_Set exercise_
Copy out each line exactly as it appears.

_Extracted records_
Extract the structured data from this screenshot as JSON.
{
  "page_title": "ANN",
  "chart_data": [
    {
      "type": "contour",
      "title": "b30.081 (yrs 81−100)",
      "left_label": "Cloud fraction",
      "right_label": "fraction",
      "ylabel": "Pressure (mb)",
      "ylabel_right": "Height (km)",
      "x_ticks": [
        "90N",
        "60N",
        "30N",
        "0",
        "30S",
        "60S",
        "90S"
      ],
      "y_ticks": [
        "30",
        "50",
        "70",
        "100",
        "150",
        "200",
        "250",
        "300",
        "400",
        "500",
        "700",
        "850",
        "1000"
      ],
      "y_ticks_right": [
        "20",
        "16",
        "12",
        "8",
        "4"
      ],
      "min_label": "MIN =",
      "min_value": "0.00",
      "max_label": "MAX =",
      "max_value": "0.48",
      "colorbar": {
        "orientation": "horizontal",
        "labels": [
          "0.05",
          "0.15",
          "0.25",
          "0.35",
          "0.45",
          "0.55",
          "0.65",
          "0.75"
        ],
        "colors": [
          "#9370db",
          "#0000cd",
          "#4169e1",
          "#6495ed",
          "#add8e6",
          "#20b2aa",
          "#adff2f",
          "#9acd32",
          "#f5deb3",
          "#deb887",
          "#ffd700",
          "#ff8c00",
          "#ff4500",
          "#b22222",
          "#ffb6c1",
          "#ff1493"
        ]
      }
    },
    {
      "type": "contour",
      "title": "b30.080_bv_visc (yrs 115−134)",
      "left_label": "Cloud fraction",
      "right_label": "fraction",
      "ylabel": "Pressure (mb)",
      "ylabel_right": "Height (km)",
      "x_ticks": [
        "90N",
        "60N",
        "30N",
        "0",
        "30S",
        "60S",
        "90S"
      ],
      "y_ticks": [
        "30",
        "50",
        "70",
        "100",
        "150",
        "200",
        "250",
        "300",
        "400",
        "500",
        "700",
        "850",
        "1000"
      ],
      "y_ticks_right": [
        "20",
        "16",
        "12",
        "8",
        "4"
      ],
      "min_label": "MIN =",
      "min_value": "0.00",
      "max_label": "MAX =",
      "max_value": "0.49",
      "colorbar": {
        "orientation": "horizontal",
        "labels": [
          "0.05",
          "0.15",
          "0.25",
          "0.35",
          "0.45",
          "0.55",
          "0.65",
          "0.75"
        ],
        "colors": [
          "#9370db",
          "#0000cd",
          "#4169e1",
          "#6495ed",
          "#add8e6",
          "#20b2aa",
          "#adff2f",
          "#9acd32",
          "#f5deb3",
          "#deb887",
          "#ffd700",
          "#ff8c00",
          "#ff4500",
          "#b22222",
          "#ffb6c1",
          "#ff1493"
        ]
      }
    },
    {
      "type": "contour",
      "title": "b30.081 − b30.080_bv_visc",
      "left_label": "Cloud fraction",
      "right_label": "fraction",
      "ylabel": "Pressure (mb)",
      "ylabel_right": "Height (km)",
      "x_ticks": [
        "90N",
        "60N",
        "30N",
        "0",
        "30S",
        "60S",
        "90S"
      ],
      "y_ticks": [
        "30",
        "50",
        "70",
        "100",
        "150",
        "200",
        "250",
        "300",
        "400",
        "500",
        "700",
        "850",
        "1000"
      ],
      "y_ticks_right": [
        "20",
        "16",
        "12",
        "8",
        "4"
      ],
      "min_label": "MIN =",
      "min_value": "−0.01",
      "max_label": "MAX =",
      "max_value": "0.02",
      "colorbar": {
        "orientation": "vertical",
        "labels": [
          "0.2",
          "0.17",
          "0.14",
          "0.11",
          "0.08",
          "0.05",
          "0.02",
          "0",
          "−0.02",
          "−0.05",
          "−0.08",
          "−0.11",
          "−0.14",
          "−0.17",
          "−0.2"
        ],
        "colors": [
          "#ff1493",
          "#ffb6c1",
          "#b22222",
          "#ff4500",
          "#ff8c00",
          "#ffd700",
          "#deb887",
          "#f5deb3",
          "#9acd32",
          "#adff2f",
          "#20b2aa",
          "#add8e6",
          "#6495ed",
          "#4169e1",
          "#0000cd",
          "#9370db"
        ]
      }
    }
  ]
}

_Written answer_
Extract the structured data from this screenshot as JSON.
{
  "page_title": "ANN",
  "chart_data": [
    {
      "type": "contour",
      "title": "b30.081 (yrs 81−100)",
      "left_label": "Cloud fraction",
      "right_label": "fraction",
      "ylabel": "Pressure (mb)",
      "ylabel_right": "Height (km)",
      "x_ticks": [
        "90N",
        "60N",
        "30N",
        "0",
        "30S",
        "60S",
        "90S"
      ],
      "y_ticks": [
        "30",
        "50",
        "70",
        "100",
        "150",
        "200",
        "250",
        "300",
        "400",
        "500",
        "700",
        "850",
        "1000"
      ],
      "y_ticks_right": [
        "20",
        "16",
        "12",
        "8",
        "4"
      ],
      "min_label": "MIN =",
      "min_value": "0.00",
      "max_label": "MAX =",
      "max_value": "0.48",
      "colorbar": {
        "orientation": "horizontal",
        "labels": [
          "0.05",
          "0.15",
          "0.25",
          "0.35",
          "0.45",
          "0.55",
          "0.65",
          "0.75"
        ],
        "colors": [
          "#9370db",
          "#0000cd",
          "#4169e1",
          "#6495ed",
          "#add8e6",
          "#20b2aa",
          "#adff2f",
          "#9acd32",
          "#f5deb3",
          "#deb887",
          "#ffd700",
          "#ff8c00",
          "#ff4500",
          "#b22222",
          "#ffb6c1",
          "#ff1493"
        ]
      }
    },
    {
      "type": "contour",
      "title": "b30.080_bv_visc (yrs 115−134)",
      "left_label": "Cloud fraction",
      "right_label": "fraction",
      "ylabel": "Pressure (mb)",
      "ylabel_right": "Height (km)",
      "x_ticks": [
        "90N",
        "60N",
        "30N",
        "0",
        "30S",
        "60S",
        "90S"
      ],
      "y_ticks": [
        "30",
        "50",
        "70",
        "100",
        "150",
        "200",
        "250",
        "300",
        "400",
        "500",
        "700",
        "850",
        "1000"
      ],
      "y_ticks_right": [
        "20",
        "16",
        "12",
        "8",
        "4"
      ],
      "min_label": "MIN =",
      "min_value": "0.00",
      "max_label": "MAX =",
      "max_value": "0.49",
      "colorbar": {
        "orientation": "horizontal",
        "labels": [
          "0.05",
          "0.15",
          "0.25",
          "0.35",
          "0.45",
          "0.55",
          "0.65",
          "0.75"
        ],
        "colors": [
          "#9370db",
          "#0000cd",
          "#4169e1",
          "#6495ed",
          "#add8e6",
          "#20b2aa",
          "#adff2f",
          "#9acd32",
          "#f5deb3",
          "#deb887",
          "#ffd700",
          "#ff8c00",
          "#ff4500",
          "#b22222",
          "#ffb6c1",
          "#ff1493"
        ]
      }
    },
    {
      "type": "contour",
      "title": "b30.081 − b30.080_bv_visc",
      "left_label": "Cloud fraction",
      "right_label": "fraction",
      "ylabel": "Pressure (mb)",
      "ylabel_right": "Height (km)",
      "x_ticks": [
        "90N",
        "60N",
        "30N",
        "0",
        "30S",
        "60S",
        "90S"
      ],
      "y_ticks": [
        "30",
        "50",
        "70",
        "100",
        "150",
        "200",
        "250",
        "300",
        "400",
        "500",
        "700",
        "850",
        "1000"
      ],
      "y_ticks_right": [
        "20",
        "16",
        "12",
        "8",
        "4"
      ],
      "min_label": "MIN =",
      "min_value": "−0.01",
      "max_label": "MAX =",
      "max_value": "0.02",
      "colorbar": {
        "orientation": "vertical",
        "labels": [
          "0.2",
          "0.17",
          "0.14",
          "0.11",
          "0.08",
          "0.05",
          "0.02",
          "0",
          "−0.02",
          "−0.05",
          "−0.08",
          "−0.11",
          "−0.14",
          "−0.17",
          "−0.2"
        ],
        "colors": [
          "#ff1493",
          "#ffb6c1",
          "#b22222",
          "#ff4500",
          "#ff8c00",
          "#ffd700",
          "#deb887",
          "#f5deb3",
          "#9acd32",
          "#adff2f",
          "#20b2aa",
          "#add8e6",
          "#6495ed",
          "#4169e1",
          "#0000cd",
          "#9370db"
        ]
      }
    }
  ]
}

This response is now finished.